## Start Data shown
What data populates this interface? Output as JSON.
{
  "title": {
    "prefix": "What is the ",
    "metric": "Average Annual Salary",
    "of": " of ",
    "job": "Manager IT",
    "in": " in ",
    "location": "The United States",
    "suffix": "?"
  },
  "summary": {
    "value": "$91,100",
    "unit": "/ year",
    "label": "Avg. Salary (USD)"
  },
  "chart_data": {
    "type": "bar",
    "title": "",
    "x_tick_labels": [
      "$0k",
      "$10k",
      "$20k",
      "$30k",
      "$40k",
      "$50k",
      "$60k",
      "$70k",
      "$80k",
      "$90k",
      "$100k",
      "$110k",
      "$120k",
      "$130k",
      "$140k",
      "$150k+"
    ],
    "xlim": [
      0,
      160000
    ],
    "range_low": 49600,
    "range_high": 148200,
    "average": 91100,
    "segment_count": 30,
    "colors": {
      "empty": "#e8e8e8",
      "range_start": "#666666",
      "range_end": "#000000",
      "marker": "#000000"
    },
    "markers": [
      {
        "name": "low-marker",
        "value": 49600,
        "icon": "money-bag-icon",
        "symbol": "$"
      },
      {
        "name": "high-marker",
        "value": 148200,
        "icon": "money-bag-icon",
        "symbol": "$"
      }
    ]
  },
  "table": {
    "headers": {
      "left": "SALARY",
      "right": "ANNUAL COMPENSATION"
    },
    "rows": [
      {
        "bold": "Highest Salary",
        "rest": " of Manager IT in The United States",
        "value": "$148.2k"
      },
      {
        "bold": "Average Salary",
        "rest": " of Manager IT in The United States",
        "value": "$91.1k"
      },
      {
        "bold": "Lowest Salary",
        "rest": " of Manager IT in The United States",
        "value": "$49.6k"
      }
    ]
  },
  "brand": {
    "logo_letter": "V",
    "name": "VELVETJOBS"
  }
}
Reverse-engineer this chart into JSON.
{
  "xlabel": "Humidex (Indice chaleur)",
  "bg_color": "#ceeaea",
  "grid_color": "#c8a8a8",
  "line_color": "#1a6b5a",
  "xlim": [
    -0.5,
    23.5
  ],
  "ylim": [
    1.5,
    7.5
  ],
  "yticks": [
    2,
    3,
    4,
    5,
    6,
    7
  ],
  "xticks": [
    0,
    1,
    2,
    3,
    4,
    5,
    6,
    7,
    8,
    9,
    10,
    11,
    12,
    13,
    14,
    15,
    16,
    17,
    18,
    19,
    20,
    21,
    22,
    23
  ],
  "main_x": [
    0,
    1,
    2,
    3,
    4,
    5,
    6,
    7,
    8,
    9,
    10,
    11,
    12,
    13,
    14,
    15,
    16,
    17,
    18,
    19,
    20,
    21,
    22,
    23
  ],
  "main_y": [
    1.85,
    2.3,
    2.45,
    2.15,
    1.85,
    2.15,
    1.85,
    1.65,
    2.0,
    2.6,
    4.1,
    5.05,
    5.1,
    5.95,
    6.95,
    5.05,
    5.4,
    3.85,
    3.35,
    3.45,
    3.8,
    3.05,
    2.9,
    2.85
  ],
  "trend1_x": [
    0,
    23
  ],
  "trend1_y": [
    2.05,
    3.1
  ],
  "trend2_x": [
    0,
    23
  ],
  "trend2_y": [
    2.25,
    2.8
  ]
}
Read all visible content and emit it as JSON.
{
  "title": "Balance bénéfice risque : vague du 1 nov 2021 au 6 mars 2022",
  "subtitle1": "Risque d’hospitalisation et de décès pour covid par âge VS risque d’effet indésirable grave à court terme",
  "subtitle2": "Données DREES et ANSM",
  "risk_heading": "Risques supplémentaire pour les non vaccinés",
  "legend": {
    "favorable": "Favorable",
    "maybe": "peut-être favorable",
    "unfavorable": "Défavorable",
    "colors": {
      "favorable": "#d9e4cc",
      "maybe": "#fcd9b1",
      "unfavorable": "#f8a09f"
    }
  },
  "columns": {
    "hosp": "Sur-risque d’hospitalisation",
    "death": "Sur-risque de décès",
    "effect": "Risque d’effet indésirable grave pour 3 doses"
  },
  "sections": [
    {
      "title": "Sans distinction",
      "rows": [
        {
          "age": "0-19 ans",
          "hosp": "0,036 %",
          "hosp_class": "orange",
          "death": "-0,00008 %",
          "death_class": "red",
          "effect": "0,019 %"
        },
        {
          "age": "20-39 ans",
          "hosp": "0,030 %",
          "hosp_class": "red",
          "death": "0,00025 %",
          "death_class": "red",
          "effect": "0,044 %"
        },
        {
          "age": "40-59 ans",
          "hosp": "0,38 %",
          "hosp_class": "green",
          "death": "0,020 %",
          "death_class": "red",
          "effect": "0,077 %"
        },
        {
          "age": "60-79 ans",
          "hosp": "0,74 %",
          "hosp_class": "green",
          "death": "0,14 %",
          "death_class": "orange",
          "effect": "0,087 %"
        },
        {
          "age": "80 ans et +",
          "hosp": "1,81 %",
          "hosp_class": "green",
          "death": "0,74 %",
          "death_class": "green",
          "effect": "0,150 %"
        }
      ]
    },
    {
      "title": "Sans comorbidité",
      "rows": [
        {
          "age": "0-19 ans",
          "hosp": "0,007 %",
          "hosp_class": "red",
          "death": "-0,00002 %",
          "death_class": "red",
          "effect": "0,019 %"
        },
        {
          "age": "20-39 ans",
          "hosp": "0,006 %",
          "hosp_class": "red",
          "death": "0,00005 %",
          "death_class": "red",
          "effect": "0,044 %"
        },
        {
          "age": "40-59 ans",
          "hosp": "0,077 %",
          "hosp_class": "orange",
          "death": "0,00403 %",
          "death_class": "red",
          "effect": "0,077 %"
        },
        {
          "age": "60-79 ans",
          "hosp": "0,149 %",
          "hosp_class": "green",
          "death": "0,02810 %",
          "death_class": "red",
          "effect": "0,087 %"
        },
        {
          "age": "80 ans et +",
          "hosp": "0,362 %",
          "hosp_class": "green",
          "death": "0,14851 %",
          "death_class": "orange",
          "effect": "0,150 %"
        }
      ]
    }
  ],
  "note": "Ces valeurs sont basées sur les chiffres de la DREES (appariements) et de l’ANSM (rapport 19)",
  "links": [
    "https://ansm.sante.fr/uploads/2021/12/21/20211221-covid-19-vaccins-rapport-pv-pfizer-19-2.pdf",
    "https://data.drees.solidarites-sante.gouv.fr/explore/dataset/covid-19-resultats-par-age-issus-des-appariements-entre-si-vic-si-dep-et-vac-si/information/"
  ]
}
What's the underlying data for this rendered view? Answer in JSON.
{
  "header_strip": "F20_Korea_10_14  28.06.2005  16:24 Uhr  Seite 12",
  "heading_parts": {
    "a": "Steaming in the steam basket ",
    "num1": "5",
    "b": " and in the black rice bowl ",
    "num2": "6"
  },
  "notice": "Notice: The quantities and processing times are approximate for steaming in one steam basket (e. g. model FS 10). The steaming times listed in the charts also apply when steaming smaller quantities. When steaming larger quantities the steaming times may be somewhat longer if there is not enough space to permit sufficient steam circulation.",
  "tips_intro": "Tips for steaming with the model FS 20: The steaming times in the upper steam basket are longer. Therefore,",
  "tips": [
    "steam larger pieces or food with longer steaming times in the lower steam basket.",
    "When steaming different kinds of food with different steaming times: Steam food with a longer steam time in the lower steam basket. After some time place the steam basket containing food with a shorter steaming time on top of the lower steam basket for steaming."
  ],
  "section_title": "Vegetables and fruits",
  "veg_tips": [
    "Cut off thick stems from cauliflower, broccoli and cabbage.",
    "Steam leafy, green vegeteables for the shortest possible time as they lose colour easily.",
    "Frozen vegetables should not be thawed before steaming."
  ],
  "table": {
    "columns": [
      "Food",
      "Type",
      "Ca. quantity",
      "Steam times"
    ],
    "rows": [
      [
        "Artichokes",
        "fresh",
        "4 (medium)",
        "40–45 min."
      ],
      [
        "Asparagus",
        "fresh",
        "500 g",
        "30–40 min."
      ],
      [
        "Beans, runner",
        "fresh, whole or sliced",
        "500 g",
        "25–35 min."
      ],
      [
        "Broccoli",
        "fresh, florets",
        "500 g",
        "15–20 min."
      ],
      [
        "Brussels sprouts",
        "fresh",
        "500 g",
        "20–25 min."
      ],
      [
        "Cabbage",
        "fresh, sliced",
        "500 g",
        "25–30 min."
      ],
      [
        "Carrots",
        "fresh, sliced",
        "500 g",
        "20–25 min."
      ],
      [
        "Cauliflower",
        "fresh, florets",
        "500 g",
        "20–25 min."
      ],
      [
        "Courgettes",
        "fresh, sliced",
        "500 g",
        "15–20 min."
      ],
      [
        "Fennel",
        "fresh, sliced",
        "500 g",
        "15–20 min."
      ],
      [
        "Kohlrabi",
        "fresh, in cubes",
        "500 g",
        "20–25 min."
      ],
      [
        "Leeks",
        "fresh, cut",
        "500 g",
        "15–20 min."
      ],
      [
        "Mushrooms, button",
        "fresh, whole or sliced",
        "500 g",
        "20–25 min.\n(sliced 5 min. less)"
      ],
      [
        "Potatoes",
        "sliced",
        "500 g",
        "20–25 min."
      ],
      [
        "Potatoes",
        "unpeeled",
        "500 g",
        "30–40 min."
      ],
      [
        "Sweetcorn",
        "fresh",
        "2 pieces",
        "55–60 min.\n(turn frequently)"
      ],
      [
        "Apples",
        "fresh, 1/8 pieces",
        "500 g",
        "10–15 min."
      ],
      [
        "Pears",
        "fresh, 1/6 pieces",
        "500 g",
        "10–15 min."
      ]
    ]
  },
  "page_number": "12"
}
## End Data shown
(What you have to do):
In the records above, find each line holding "décès" and copy it.

(Task result):
  "subtitle1": "Risque d’hospitalisation et de décès pour covid par âge VS risque d’effet indésirable grave à court terme",
    "death": "Sur-risque de décès",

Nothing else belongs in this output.